[Rows from a figure dataset]
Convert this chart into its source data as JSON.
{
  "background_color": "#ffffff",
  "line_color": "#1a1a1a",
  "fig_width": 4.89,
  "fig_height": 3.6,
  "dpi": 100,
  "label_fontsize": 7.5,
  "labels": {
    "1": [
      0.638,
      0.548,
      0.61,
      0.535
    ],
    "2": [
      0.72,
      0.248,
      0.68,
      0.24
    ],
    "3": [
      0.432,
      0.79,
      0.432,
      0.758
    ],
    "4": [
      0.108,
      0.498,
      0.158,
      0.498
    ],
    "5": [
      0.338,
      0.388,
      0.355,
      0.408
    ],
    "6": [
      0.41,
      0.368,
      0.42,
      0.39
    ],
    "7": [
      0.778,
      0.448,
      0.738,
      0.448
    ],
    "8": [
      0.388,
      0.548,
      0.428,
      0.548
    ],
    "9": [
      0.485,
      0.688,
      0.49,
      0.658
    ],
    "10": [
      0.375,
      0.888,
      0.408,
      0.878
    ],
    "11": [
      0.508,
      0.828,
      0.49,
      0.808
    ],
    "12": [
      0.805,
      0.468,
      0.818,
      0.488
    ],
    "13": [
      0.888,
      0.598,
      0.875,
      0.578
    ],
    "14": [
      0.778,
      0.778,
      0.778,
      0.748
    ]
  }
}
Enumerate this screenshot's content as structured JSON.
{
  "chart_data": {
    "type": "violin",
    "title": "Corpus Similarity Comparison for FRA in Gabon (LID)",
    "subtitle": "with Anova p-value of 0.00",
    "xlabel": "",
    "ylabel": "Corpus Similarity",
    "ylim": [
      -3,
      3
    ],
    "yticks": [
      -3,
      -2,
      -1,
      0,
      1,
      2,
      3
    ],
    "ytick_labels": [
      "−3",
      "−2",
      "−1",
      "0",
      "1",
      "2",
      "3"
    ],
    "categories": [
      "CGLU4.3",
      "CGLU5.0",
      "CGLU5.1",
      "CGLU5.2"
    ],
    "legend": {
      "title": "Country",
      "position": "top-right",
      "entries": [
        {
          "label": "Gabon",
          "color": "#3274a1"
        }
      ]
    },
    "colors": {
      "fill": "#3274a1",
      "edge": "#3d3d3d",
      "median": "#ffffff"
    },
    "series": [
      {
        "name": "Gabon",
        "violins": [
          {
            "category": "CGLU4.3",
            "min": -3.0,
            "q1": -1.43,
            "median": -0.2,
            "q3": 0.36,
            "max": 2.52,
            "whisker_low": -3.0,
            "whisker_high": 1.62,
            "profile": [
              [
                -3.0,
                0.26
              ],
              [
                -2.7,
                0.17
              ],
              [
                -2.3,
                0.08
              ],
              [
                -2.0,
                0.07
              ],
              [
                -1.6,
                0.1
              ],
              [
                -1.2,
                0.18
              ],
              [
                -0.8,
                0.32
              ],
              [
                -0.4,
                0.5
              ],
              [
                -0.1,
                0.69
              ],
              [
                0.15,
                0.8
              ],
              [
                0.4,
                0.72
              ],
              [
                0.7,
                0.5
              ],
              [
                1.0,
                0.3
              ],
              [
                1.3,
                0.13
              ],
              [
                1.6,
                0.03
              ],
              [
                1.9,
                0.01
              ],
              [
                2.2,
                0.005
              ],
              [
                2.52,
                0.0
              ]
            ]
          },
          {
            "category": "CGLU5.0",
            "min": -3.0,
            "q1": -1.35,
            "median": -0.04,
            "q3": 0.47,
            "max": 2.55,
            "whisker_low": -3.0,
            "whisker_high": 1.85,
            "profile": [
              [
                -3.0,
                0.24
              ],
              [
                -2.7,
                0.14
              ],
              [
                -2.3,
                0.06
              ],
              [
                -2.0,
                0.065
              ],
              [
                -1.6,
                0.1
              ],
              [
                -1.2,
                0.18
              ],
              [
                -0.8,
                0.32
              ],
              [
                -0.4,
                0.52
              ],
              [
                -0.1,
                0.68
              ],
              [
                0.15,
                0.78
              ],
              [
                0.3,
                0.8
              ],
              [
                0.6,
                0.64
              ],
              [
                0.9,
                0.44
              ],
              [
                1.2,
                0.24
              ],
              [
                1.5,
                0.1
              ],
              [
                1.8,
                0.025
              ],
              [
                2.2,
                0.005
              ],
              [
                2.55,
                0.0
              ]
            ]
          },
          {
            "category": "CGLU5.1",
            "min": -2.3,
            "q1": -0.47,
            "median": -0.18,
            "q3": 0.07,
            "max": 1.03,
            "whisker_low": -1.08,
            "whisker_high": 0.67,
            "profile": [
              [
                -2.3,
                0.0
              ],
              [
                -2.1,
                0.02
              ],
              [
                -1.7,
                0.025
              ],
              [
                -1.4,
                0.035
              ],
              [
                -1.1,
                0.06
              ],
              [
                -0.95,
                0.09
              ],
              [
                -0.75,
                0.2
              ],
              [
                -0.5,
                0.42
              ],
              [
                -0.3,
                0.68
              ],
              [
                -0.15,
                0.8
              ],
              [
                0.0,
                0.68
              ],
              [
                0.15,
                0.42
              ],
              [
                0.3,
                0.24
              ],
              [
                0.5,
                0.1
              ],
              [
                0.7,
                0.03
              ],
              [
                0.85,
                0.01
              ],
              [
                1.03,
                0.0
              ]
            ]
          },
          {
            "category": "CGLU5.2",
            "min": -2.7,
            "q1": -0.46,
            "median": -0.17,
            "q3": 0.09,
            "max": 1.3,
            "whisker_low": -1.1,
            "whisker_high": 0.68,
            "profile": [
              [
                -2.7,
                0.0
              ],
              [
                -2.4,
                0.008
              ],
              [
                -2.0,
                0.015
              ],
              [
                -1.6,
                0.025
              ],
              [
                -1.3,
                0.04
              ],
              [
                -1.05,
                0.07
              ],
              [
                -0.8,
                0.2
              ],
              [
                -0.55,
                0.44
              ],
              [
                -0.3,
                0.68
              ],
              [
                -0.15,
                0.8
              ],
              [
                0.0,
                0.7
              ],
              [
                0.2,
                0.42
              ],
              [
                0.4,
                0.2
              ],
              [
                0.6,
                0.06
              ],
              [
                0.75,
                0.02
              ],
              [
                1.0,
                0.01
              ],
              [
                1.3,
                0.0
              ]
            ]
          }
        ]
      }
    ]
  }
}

### WORK REQUIRED
Copy the material above back out, exactly as written.

### FULL OUTPUT
Convert this chart into its source data as JSON.
{
  "background_color": "#ffffff",
  "line_color": "#1a1a1a",
  "fig_width": 4.89,
  "fig_height": 3.6,
  "dpi": 100,
  "label_fontsize": 7.5,
  "labels": {
    "1": [
      0.638,
      0.548,
      0.61,
      0.535
    ],
    "2": [
      0.72,
      0.248,
      0.68,
      0.24
    ],
    "3": [
      0.432,
      0.79,
      0.432,
      0.758
    ],
    "4": [
      0.108,
      0.498,
      0.158,
      0.498
    ],
    "5": [
      0.338,
      0.388,
      0.355,
      0.408
    ],
    "6": [
      0.41,
      0.368,
      0.42,
      0.39
    ],
    "7": [
      0.778,
      0.448,
      0.738,
      0.448
    ],
    "8": [
      0.388,
      0.548,
      0.428,
      0.548
    ],
    "9": [
      0.485,
      0.688,
      0.49,
      0.658
    ],
    "10": [
      0.375,
      0.888,
      0.408,
      0.878
    ],
    "11": [
      0.508,
      0.828,
      0.49,
      0.808
    ],
    "12": [
      0.805,
      0.468,
      0.818,
      0.488
    ],
    "13": [
      0.888,
      0.598,
      0.875,
      0.578
    ],
    "14": [
      0.778,
      0.778,
      0.778,
      0.748
    ]
  }
}
Enumerate this screenshot's content as structured JSON.
{
  "chart_data": {
    "type": "violin",
    "title": "Corpus Similarity Comparison for FRA in Gabon (LID)",
    "subtitle": "with Anova p-value of 0.00",
    "xlabel": "",
    "ylabel": "Corpus Similarity",
    "ylim": [
      -3,
      3
    ],
    "yticks": [
      -3,
      -2,
      -1,
      0,
      1,
      2,
      3
    ],
    "ytick_labels": [
      "−3",
      "−2",
      "−1",
      "0",
      "1",
      "2",
      "3"
    ],
    "categories": [
      "CGLU4.3",
      "CGLU5.0",
      "CGLU5.1",
      "CGLU5.2"
    ],
    "legend": {
      "title": "Country",
      "position": "top-right",
      "entries": [
        {
          "label": "Gabon",
          "color": "#3274a1"
        }
      ]
    },
    "colors": {
      "fill": "#3274a1",
      "edge": "#3d3d3d",
      "median": "#ffffff"
    },
    "series": [
      {
        "name": "Gabon",
        "violins": [
          {
            "category": "CGLU4.3",
            "min": -3.0,
            "q1": -1.43,
            "median": -0.2,
            "q3": 0.36,
            "max": 2.52,
            "whisker_low": -3.0,
            "whisker_high": 1.62,
            "profile": [
              [
                -3.0,
                0.26
              ],
              [
                -2.7,
                0.17
              ],
              [
                -2.3,
                0.08
              ],
              [
                -2.0,
                0.07
              ],
              [
                -1.6,
                0.1
              ],
              [
                -1.2,
                0.18
              ],
              [
                -0.8,
                0.32
              ],
              [
                -0.4,
                0.5
              ],
              [
                -0.1,
                0.69
              ],
              [
                0.15,
                0.8
              ],
              [
                0.4,
                0.72
              ],
              [
                0.7,
                0.5
              ],
              [
                1.0,
                0.3
              ],
              [
                1.3,
                0.13
              ],
              [
                1.6,
                0.03
              ],
              [
                1.9,
                0.01
              ],
              [
                2.2,
                0.005
              ],
              [
                2.52,
                0.0
              ]
            ]
          },
          {
            "category": "CGLU5.0",
            "min": -3.0,
            "q1": -1.35,
            "median": -0.04,
            "q3": 0.47,
            "max": 2.55,
            "whisker_low": -3.0,
            "whisker_high": 1.85,
            "profile": [
              [
                -3.0,
                0.24
              ],
              [
                -2.7,
                0.14
              ],
              [
                -2.3,
                0.06
              ],
              [
                -2.0,
                0.065
              ],
              [
                -1.6,
                0.1
              ],
              [
                -1.2,
                0.18
              ],
              [
                -0.8,
                0.32
              ],
              [
                -0.4,
                0.52
              ],
              [
                -0.1,
                0.68
              ],
              [
                0.15,
                0.78
              ],
              [
                0.3,
                0.8
              ],
              [
                0.6,
                0.64
              ],
              [
                0.9,
                0.44
              ],
              [
                1.2,
                0.24
              ],
              [
                1.5,
                0.1
              ],
              [
                1.8,
                0.025
              ],
              [
                2.2,
                0.005
              ],
              [
                2.55,
                0.0
              ]
            ]
          },
          {
            "category": "CGLU5.1",
            "min": -2.3,
            "q1": -0.47,
            "median": -0.18,
            "q3": 0.07,
            "max": 1.03,
            "whisker_low": -1.08,
            "whisker_high": 0.67,
            "profile": [
              [
                -2.3,
                0.0
              ],
              [
                -2.1,
                0.02
              ],
              [
                -1.7,
                0.025
              ],
              [
                -1.4,
                0.035
              ],
              [
                -1.1,
                0.06
              ],
              [
                -0.95,
                0.09
              ],
              [
                -0.75,
                0.2
              ],
              [
                -0.5,
                0.42
              ],
              [
                -0.3,
                0.68
              ],
              [
                -0.15,
                0.8
              ],
              [
                0.0,
                0.68
              ],
              [
                0.15,
                0.42
              ],
              [
                0.3,
                0.24
              ],
              [
                0.5,
                0.1
              ],
              [
                0.7,
                0.03
              ],
              [
                0.85,
                0.01
              ],
              [
                1.03,
                0.0
              ]
            ]
          },
          {
            "category": "CGLU5.2",
            "min": -2.7,
            "q1": -0.46,
            "median": -0.17,
            "q3": 0.09,
            "max": 1.3,
            "whisker_low": -1.1,
            "whisker_high": 0.68,
            "profile": [
              [
                -2.7,
                0.0
              ],
              [
                -2.4,
                0.008
              ],
              [
                -2.0,
                0.015
              ],
              [
                -1.6,
                0.025
              ],
              [
                -1.3,
                0.04
              ],
              [
                -1.05,
                0.07
              ],
              [
                -0.8,
                0.2
              ],
              [
                -0.55,
                0.44
              ],
              [
                -0.3,
                0.68
              ],
              [
                -0.15,
                0.8
              ],
              [
                0.0,
                0.7
              ],
              [
                0.2,
                0.42
              ],
              [
                0.4,
                0.2
              ],
              [
                0.6,
                0.06
              ],
              [
                0.75,
                0.02
              ],
              [
                1.0,
                0.01
              ],
              [
                1.3,
                0.0
              ]
            ]
          }
        ]
      }
    ]
  }
}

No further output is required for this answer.